Entries provided:

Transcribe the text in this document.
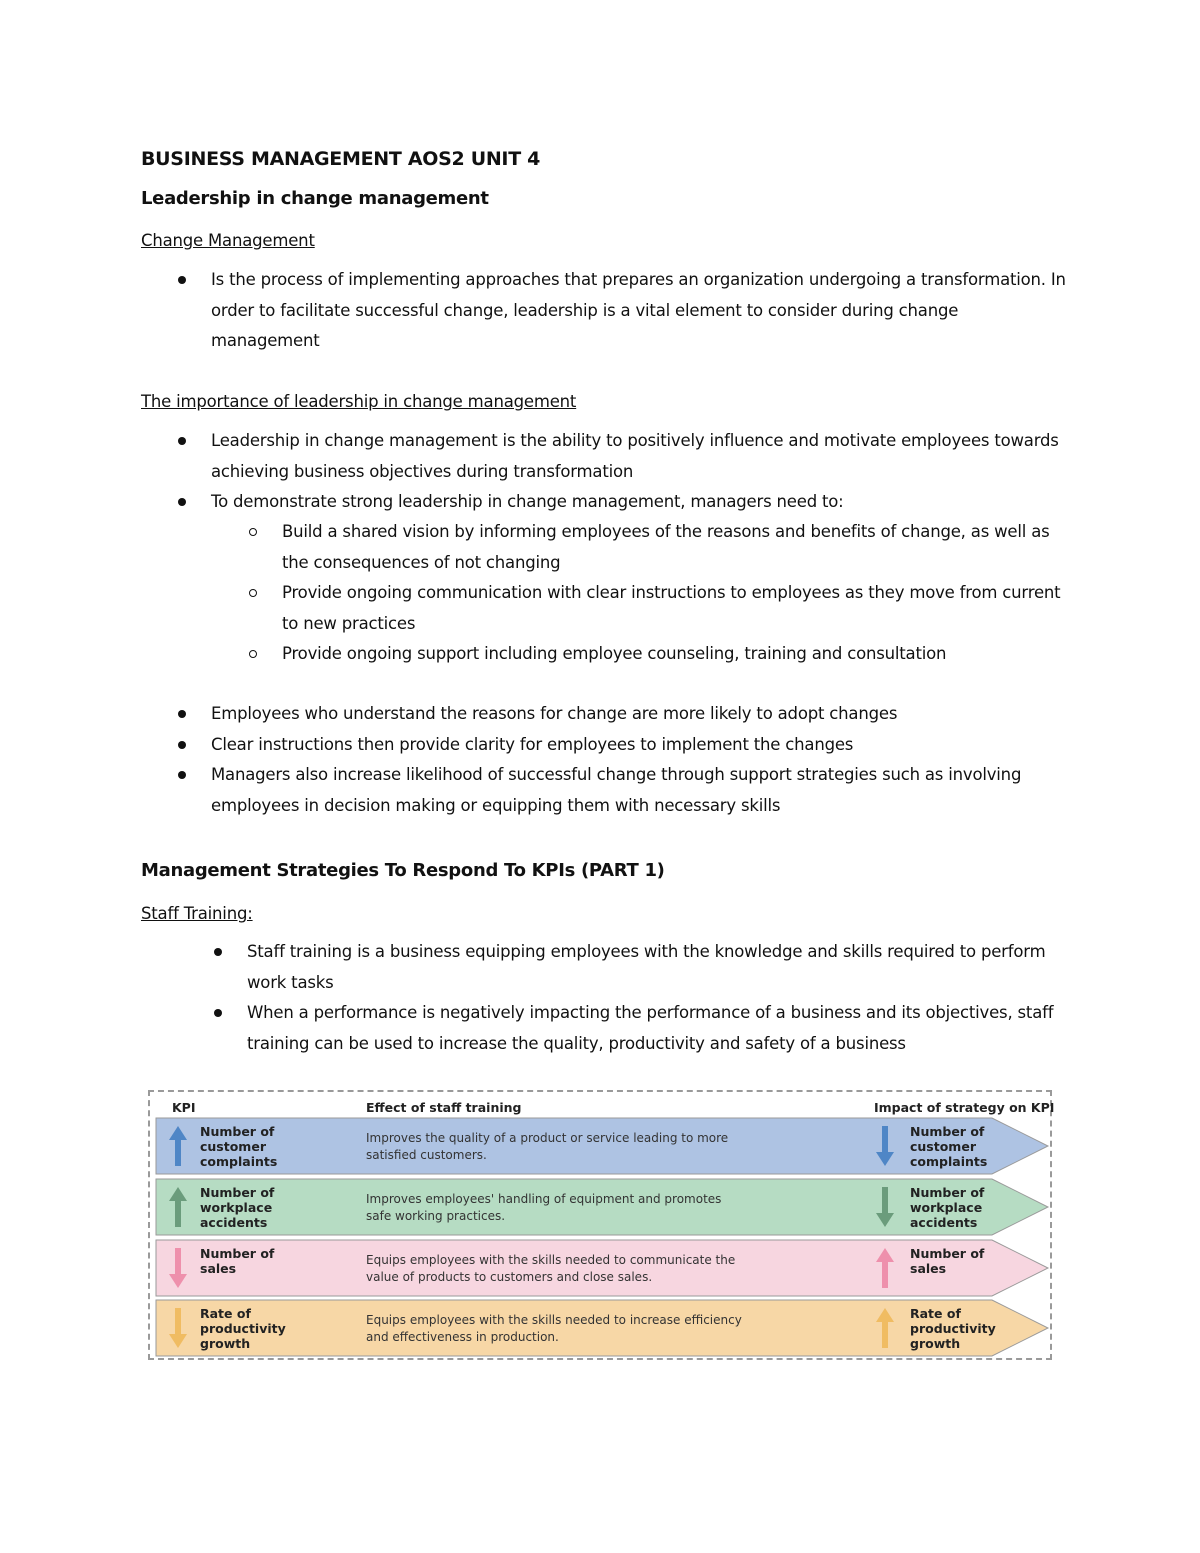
BUSINESS MANAGEMENT AOS2 UNIT 4
Leadership in change management
Change Management
Is the process of implementing approaches that prepares an organization undergoing a transformation. In order to facilitate successful change, leadership is a vital element to consider during change management
The importance of leadership in change management
Leadership in change management is the ability to positively influence and motivate employees towards achieving business objectives during transformation
To demonstrate strong leadership in change management, managers need to:
Build a shared vision by informing employees of the reasons and benefits of change, as well as the consequences of not changing
Provide ongoing communication with clear instructions to employees as they move from current to new practices
Provide ongoing support including employee counseling, training and consultation
Employees who understand the reasons for change are more likely to adopt changes
Clear instructions then provide clarity for employees to implement the changes
Managers also increase likelihood of successful change through support strategies such as involving employees in decision making or equipping them with necessary skills
Management Strategies To Respond To KPIs (PART 1)
Staff Training:
Staff training is a business equipping employees with the knowledge and skills required to perform work tasks
When a performance is negatively impacting the performance of a business and its objectives, staff training can be used to increase the quality, productivity and safety of a business
KPI	Effect of staff training	Impact of strategy on KPI
Number of customer complaints
Improves the quality of a product or service leading to more satisfied customers.
Number of customer complaints
Number of workplace accidents
Improves employees' handling of equipment and promotes safe working practices.
Number of workplace accidents
Number of sales
Equips employees with the skills needed to communicate the value of products to customers and close sales.
Number of sales
Rate of productivity growth
Equips employees with the skills needed to increase efficiency and effectiveness in production.
Rate of productivity growth
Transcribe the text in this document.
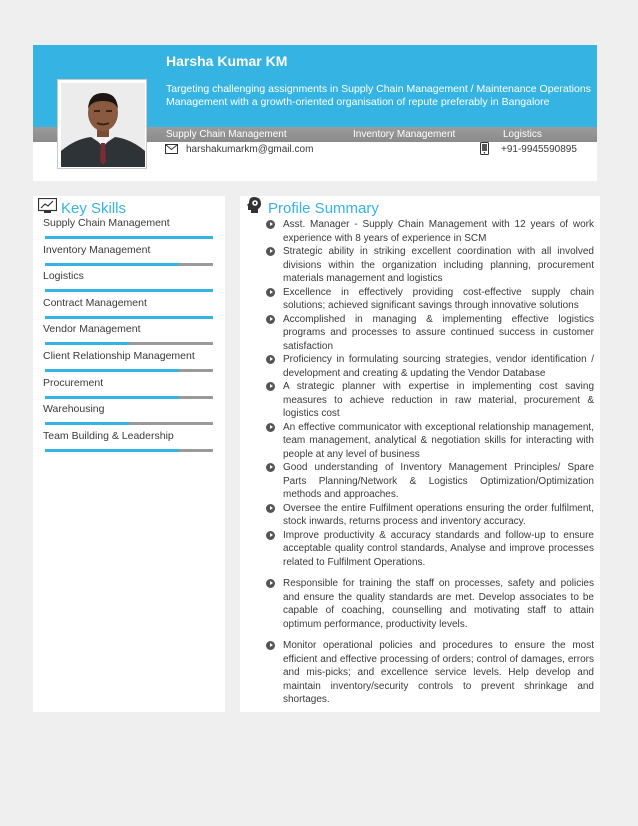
Harsha Kumar KM
Targeting challenging assignments in Supply Chain Management / Maintenance Operations Management with a growth-oriented organisation of repute preferably in Bangalore
Supply Chain Management	Inventory Management	Logistics
harshakumarkm@gmail.com	+91-9945590895
Key Skills
Supply Chain Management
Inventory Management
Logistics
Contract Management
Vendor Management
Client Relationship Management
Procurement
Warehousing
Team Building & Leadership
Profile Summary
Asst. Manager - Supply Chain Management with 12 years of work experience with 8 years of experience in SCM
Strategic ability in striking excellent coordination with all involved divisions within the organization including planning, procurement materials management and logistics
Excellence in effectively providing cost-effective supply chain solutions; achieved significant savings through innovative solutions
Accomplished in managing & implementing effective logistics programs and processes to assure continued success in customer satisfaction
Proficiency in formulating sourcing strategies, vendor identification / development and creating & updating the Vendor Database
A strategic planner with expertise in implementing cost saving measures to achieve reduction in raw material, procurement & logistics cost
An effective communicator with exceptional relationship management, team management, analytical & negotiation skills for interacting with people at any level of business
Good understanding of Inventory Management Principles/ Spare Parts Planning/Network & Logistics Optimization/Optimization methods and approaches.
Oversee the entire Fulfilment operations ensuring the order fulfilment, stock inwards, returns process and inventory accuracy.
Improve productivity & accuracy standards and follow-up to ensure acceptable quality control standards, Analyse and improve processes related to Fulfilment Operations.
Responsible for training the staff on processes, safety and policies and ensure the quality standards are met. Develop associates to be capable of coaching, counselling and motivating staff to attain optimum performance, productivity levels.
Monitor operational policies and procedures to ensure the most efficient and effective processing of orders; control of damages, errors and mis-picks; and excellence service levels. Help develop and maintain inventory/security controls to prevent shrinkage and shortages.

Stated problem: Please write out all the data again word for word, but not the pictures.

Result of this exercise:
Transcribe the text in this document.
BUSINESS MANAGEMENT AOS2 UNIT 4
Leadership in change management
Change Management
Is the process of implementing approaches that prepares an organization undergoing a transformation. In order to facilitate successful change, leadership is a vital element to consider during change management
The importance of leadership in change management
Leadership in change management is the ability to positively influence and motivate employees towards achieving business objectives during transformation
To demonstrate strong leadership in change management, managers need to:
Build a shared vision by informing employees of the reasons and benefits of change, as well as the consequences of not changing
Provide ongoing communication with clear instructions to employees as they move from current to new practices
Provide ongoing support including employee counseling, training and consultation
Employees who understand the reasons for change are more likely to adopt changes
Clear instructions then provide clarity for employees to implement the changes
Managers also increase likelihood of successful change through support strategies such as involving employees in decision making or equipping them with necessary skills
Management Strategies To Respond To KPIs (PART 1)
Staff Training:
Staff training is a business equipping employees with the knowledge and skills required to perform work tasks
When a performance is negatively impacting the performance of a business and its objectives, staff training can be used to increase the quality, productivity and safety of a business
KPI	Effect of staff training	Impact of strategy on KPI
Number of customer complaints
Improves the quality of a product or service leading to more satisfied customers.
Number of customer complaints
Number of workplace accidents
Improves employees' handling of equipment and promotes safe working practices.
Number of workplace accidents
Number of sales
Equips employees with the skills needed to communicate the value of products to customers and close sales.
Number of sales
Rate of productivity growth
Equips employees with the skills needed to increase efficiency and effectiveness in production.
Rate of productivity growth
Transcribe the text in this document.
Harsha Kumar KM
Targeting challenging assignments in Supply Chain Management / Maintenance Operations Management with a growth-oriented organisation of repute preferably in Bangalore
Supply Chain Management	Inventory Management	Logistics
harshakumarkm@gmail.com	+91-9945590895
Key Skills
Supply Chain Management
Inventory Management
Logistics
Contract Management
Vendor Management
Client Relationship Management
Procurement
Warehousing
Team Building & Leadership
Profile Summary
Asst. Manager - Supply Chain Management with 12 years of work experience with 8 years of experience in SCM
Strategic ability in striking excellent coordination with all involved divisions within the organization including planning, procurement materials management and logistics
Excellence in effectively providing cost-effective supply chain solutions; achieved significant savings through innovative solutions
Accomplished in managing & implementing effective logistics programs and processes to assure continued success in customer satisfaction
Proficiency in formulating sourcing strategies, vendor identification / development and creating & updating the Vendor Database
A strategic planner with expertise in implementing cost saving measures to achieve reduction in raw material, procurement & logistics cost
An effective communicator with exceptional relationship management, team management, analytical & negotiation skills for interacting with people at any level of business
Good understanding of Inventory Management Principles/ Spare Parts Planning/Network & Logistics Optimization/Optimization methods and approaches.
Oversee the entire Fulfilment operations ensuring the order fulfilment, stock inwards, returns process and inventory accuracy.
Improve productivity & accuracy standards and follow-up to ensure acceptable quality control standards, Analyse and improve processes related to Fulfilment Operations.
Responsible for training the staff on processes, safety and policies and ensure the quality standards are met. Develop associates to be capable of coaching, counselling and motivating staff to attain optimum performance, productivity levels.
Monitor operational policies and procedures to ensure the most efficient and effective processing of orders; control of damages, errors and mis-picks; and excellence service levels. Help develop and maintain inventory/security controls to prevent shrinkage and shortages.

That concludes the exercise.